▸ **WHAT YOU ARE ASKED TO DO**
Gather all lines in the entries below that include the word "Company".

▸ **Stored data**
╭──
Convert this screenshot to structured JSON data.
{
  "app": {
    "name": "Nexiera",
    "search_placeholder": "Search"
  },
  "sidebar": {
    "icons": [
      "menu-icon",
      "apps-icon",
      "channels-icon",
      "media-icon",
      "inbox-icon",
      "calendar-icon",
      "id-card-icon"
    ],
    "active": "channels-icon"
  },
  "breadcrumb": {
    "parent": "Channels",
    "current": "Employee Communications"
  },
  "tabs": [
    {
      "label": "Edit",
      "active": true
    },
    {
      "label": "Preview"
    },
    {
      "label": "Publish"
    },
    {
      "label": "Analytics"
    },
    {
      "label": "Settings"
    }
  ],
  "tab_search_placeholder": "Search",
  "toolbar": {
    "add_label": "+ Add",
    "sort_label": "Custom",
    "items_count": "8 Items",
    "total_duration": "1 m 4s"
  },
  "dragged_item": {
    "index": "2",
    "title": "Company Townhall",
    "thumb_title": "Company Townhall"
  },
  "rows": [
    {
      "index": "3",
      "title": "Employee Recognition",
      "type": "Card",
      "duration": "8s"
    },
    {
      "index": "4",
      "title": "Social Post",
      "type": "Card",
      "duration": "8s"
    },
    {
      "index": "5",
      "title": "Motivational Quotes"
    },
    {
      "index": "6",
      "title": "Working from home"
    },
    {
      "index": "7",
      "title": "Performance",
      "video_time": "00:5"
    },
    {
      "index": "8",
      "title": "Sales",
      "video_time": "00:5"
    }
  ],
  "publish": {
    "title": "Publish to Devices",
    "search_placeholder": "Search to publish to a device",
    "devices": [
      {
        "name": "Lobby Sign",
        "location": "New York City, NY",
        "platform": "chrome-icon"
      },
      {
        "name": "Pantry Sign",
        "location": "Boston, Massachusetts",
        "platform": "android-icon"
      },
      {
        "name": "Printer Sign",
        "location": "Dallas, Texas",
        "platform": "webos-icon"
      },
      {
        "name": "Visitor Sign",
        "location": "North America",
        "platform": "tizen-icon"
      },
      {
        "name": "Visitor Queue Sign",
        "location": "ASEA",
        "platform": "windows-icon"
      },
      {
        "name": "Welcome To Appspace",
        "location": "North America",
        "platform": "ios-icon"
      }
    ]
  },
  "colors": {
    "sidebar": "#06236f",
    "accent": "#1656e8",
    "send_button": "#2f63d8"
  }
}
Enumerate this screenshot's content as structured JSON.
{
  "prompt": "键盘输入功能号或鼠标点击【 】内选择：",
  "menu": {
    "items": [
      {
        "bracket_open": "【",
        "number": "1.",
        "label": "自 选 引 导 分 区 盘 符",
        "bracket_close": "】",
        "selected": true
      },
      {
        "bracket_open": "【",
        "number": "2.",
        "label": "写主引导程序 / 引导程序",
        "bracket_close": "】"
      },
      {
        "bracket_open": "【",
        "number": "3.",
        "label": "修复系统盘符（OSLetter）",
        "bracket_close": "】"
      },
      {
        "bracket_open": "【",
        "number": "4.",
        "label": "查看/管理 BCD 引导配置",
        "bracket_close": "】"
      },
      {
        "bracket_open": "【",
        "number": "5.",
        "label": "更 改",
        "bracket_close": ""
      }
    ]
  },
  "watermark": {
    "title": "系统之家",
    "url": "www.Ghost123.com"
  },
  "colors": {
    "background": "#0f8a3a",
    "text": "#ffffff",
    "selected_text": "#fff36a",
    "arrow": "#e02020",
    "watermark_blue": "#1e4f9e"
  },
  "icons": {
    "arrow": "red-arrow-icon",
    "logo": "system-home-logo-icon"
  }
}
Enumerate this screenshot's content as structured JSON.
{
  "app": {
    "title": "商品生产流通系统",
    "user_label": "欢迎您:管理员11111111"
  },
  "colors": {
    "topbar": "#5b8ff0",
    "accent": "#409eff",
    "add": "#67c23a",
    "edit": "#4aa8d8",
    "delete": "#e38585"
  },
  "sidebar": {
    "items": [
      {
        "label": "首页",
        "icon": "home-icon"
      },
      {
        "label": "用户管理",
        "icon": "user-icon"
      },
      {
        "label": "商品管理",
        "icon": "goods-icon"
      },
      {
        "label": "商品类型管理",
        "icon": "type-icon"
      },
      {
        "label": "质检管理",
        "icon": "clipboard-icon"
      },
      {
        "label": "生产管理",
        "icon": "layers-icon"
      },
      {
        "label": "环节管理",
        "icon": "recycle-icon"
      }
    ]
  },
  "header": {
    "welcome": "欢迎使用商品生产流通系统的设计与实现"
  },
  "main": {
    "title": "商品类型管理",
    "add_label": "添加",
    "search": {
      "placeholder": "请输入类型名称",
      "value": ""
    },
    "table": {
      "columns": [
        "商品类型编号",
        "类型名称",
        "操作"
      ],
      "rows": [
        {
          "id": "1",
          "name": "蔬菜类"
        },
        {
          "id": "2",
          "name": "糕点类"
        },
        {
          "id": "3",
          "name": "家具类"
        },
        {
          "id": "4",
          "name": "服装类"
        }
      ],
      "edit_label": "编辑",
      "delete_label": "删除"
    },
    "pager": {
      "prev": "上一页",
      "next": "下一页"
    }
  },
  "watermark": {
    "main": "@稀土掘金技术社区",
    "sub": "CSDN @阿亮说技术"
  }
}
╰──
▸ **FINISHED TASK**
    "title": "Company Townhall",
    "thumb_title": "Company Townhall"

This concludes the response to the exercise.